• _TASK TO CARRY OUT_
Reproduce each line exactly. Skip none.

• _RECORDS TO USE_

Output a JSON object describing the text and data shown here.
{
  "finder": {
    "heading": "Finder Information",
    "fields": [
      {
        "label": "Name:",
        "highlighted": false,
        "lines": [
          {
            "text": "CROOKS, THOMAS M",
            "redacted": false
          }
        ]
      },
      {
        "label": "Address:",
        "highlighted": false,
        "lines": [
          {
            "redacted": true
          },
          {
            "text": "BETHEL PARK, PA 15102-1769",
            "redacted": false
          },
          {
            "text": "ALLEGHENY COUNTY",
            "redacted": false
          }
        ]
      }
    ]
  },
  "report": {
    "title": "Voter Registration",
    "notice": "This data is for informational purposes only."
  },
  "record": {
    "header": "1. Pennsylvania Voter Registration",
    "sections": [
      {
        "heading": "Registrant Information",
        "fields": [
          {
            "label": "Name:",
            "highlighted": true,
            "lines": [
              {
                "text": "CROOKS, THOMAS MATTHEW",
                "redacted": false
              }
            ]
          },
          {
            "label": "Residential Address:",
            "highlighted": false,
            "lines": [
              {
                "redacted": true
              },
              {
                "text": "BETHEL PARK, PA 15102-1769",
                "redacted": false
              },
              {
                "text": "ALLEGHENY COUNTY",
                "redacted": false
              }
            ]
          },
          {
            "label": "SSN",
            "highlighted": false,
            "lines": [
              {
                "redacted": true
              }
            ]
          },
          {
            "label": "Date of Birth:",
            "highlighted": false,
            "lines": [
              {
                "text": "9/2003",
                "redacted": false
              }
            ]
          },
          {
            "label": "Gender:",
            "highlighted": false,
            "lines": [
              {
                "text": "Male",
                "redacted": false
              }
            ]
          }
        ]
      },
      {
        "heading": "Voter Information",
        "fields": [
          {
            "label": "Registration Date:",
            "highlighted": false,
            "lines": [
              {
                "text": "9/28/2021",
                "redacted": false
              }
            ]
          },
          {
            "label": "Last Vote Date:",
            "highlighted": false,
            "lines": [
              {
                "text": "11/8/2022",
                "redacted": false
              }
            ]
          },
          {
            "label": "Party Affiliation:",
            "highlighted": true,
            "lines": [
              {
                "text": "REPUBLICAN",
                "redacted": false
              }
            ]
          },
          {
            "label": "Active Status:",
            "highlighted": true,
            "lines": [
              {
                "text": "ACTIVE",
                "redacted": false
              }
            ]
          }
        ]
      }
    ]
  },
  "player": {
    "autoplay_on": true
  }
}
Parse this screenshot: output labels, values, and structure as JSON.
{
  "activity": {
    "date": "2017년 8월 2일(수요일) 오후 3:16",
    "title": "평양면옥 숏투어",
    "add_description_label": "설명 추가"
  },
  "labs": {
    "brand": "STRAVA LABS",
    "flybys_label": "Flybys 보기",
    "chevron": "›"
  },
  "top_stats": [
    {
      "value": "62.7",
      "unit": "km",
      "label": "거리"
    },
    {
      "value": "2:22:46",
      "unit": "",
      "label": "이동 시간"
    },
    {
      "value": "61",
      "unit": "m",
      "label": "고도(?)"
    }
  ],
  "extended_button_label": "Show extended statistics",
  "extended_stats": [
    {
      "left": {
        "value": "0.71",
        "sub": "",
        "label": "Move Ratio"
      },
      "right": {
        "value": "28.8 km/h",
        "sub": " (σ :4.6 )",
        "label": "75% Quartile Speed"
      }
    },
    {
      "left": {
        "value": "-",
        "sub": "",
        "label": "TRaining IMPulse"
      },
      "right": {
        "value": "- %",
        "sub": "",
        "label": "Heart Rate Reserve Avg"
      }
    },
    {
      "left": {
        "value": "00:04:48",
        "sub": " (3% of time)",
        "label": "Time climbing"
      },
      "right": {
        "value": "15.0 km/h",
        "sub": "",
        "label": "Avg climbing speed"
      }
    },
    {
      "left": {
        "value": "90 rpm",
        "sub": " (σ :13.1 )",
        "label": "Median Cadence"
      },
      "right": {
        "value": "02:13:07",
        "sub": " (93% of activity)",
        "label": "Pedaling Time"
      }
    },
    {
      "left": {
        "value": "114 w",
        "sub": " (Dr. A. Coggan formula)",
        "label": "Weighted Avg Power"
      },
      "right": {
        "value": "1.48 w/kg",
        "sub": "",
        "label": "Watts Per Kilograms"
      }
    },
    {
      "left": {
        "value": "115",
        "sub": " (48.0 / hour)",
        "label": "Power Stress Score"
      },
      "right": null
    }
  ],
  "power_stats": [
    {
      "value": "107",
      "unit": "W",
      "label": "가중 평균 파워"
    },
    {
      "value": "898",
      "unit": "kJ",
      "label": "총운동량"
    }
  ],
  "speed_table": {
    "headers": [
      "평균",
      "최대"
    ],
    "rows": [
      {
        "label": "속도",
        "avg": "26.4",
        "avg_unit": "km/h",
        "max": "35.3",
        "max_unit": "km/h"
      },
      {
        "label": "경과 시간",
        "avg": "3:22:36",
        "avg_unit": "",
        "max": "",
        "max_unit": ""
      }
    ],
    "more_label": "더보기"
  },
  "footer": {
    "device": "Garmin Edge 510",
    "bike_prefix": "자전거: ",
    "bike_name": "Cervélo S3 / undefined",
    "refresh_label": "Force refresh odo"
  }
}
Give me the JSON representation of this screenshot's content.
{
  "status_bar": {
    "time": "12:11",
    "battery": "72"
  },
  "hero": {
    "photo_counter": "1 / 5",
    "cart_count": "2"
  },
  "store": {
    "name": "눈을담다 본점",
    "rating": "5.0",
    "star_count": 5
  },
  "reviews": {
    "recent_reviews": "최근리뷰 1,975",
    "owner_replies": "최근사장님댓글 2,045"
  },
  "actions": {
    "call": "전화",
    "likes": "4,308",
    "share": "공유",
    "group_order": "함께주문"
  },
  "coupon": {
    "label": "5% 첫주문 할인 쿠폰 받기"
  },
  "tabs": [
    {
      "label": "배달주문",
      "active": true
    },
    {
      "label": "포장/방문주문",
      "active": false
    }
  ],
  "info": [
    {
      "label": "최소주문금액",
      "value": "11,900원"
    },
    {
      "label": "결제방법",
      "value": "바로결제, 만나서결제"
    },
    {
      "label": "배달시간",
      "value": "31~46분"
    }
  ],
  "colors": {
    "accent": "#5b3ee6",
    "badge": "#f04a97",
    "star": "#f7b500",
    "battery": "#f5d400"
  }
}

• _ANSWER TO THIS EXERCISE_
Output a JSON object describing the text and data shown here.
{
  "finder": {
    "heading": "Finder Information",
    "fields": [
      {
        "label": "Name:",
        "highlighted": false,
        "lines": [
          {
            "text": "CROOKS, THOMAS M",
            "redacted": false
          }
        ]
      },
      {
        "label": "Address:",
        "highlighted": false,
        "lines": [
          {
            "redacted": true
          },
          {
            "text": "BETHEL PARK, PA 15102-1769",
            "redacted": false
          },
          {
            "text": "ALLEGHENY COUNTY",
            "redacted": false
          }
        ]
      }
    ]
  },
  "report": {
    "title": "Voter Registration",
    "notice": "This data is for informational purposes only."
  },
  "record": {
    "header": "1. Pennsylvania Voter Registration",
    "sections": [
      {
        "heading": "Registrant Information",
        "fields": [
          {
            "label": "Name:",
            "highlighted": true,
            "lines": [
              {
                "text": "CROOKS, THOMAS MATTHEW",
                "redacted": false
              }
            ]
          },
          {
            "label": "Residential Address:",
            "highlighted": false,
            "lines": [
              {
                "redacted": true
              },
              {
                "text": "BETHEL PARK, PA 15102-1769",
                "redacted": false
              },
              {
                "text": "ALLEGHENY COUNTY",
                "redacted": false
              }
            ]
          },
          {
            "label": "SSN",
            "highlighted": false,
            "lines": [
              {
                "redacted": true
              }
            ]
          },
          {
            "label": "Date of Birth:",
            "highlighted": false,
            "lines": [
              {
                "text": "9/2003",
                "redacted": false
              }
            ]
          },
          {
            "label": "Gender:",
            "highlighted": false,
            "lines": [
              {
                "text": "Male",
                "redacted": false
              }
            ]
          }
        ]
      },
      {
        "heading": "Voter Information",
        "fields": [
          {
            "label": "Registration Date:",
            "highlighted": false,
            "lines": [
              {
                "text": "9/28/2021",
                "redacted": false
              }
            ]
          },
          {
            "label": "Last Vote Date:",
            "highlighted": false,
            "lines": [
              {
                "text": "11/8/2022",
                "redacted": false
              }
            ]
          },
          {
            "label": "Party Affiliation:",
            "highlighted": true,
            "lines": [
              {
                "text": "REPUBLICAN",
                "redacted": false
              }
            ]
          },
          {
            "label": "Active Status:",
            "highlighted": true,
            "lines": [
              {
                "text": "ACTIVE",
                "redacted": false
              }
            ]
          }
        ]
      }
    ]
  },
  "player": {
    "autoplay_on": true
  }
}
Parse this screenshot: output labels, values, and structure as JSON.
{
  "activity": {
    "date": "2017년 8월 2일(수요일) 오후 3:16",
    "title": "평양면옥 숏투어",
    "add_description_label": "설명 추가"
  },
  "labs": {
    "brand": "STRAVA LABS",
    "flybys_label": "Flybys 보기",
    "chevron": "›"
  },
  "top_stats": [
    {
      "value": "62.7",
      "unit": "km",
      "label": "거리"
    },
    {
      "value": "2:22:46",
      "unit": "",
      "label": "이동 시간"
    },
    {
      "value": "61",
      "unit": "m",
      "label": "고도(?)"
    }
  ],
  "extended_button_label": "Show extended statistics",
  "extended_stats": [
    {
      "left": {
        "value": "0.71",
        "sub": "",
        "label": "Move Ratio"
      },
      "right": {
        "value": "28.8 km/h",
        "sub": " (σ :4.6 )",
        "label": "75% Quartile Speed"
      }
    },
    {
      "left": {
        "value": "-",
        "sub": "",
        "label": "TRaining IMPulse"
      },
      "right": {
        "value": "- %",
        "sub": "",
        "label": "Heart Rate Reserve Avg"
      }
    },
    {
      "left": {
        "value": "00:04:48",
        "sub": " (3% of time)",
        "label": "Time climbing"
      },
      "right": {
        "value": "15.0 km/h",
        "sub": "",
        "label": "Avg climbing speed"
      }
    },
    {
      "left": {
        "value": "90 rpm",
        "sub": " (σ :13.1 )",
        "label": "Median Cadence"
      },
      "right": {
        "value": "02:13:07",
        "sub": " (93% of activity)",
        "label": "Pedaling Time"
      }
    },
    {
      "left": {
        "value": "114 w",
        "sub": " (Dr. A. Coggan formula)",
        "label": "Weighted Avg Power"
      },
      "right": {
        "value": "1.48 w/kg",
        "sub": "",
        "label": "Watts Per Kilograms"
      }
    },
    {
      "left": {
        "value": "115",
        "sub": " (48.0 / hour)",
        "label": "Power Stress Score"
      },
      "right": null
    }
  ],
  "power_stats": [
    {
      "value": "107",
      "unit": "W",
      "label": "가중 평균 파워"
    },
    {
      "value": "898",
      "unit": "kJ",
      "label": "총운동량"
    }
  ],
  "speed_table": {
    "headers": [
      "평균",
      "최대"
    ],
    "rows": [
      {
        "label": "속도",
        "avg": "26.4",
        "avg_unit": "km/h",
        "max": "35.3",
        "max_unit": "km/h"
      },
      {
        "label": "경과 시간",
        "avg": "3:22:36",
        "avg_unit": "",
        "max": "",
        "max_unit": ""
      }
    ],
    "more_label": "더보기"
  },
  "footer": {
    "device": "Garmin Edge 510",
    "bike_prefix": "자전거: ",
    "bike_name": "Cervélo S3 / undefined",
    "refresh_label": "Force refresh odo"
  }
}
Give me the JSON representation of this screenshot's content.
{
  "status_bar": {
    "time": "12:11",
    "battery": "72"
  },
  "hero": {
    "photo_counter": "1 / 5",
    "cart_count": "2"
  },
  "store": {
    "name": "눈을담다 본점",
    "rating": "5.0",
    "star_count": 5
  },
  "reviews": {
    "recent_reviews": "최근리뷰 1,975",
    "owner_replies": "최근사장님댓글 2,045"
  },
  "actions": {
    "call": "전화",
    "likes": "4,308",
    "share": "공유",
    "group_order": "함께주문"
  },
  "coupon": {
    "label": "5% 첫주문 할인 쿠폰 받기"
  },
  "tabs": [
    {
      "label": "배달주문",
      "active": true
    },
    {
      "label": "포장/방문주문",
      "active": false
    }
  ],
  "info": [
    {
      "label": "최소주문금액",
      "value": "11,900원"
    },
    {
      "label": "결제방법",
      "value": "바로결제, 만나서결제"
    },
    {
      "label": "배달시간",
      "value": "31~46분"
    }
  ],
  "colors": {
    "accent": "#5b3ee6",
    "badge": "#f04a97",
    "star": "#f7b500",
    "battery": "#f5d400"
  }
}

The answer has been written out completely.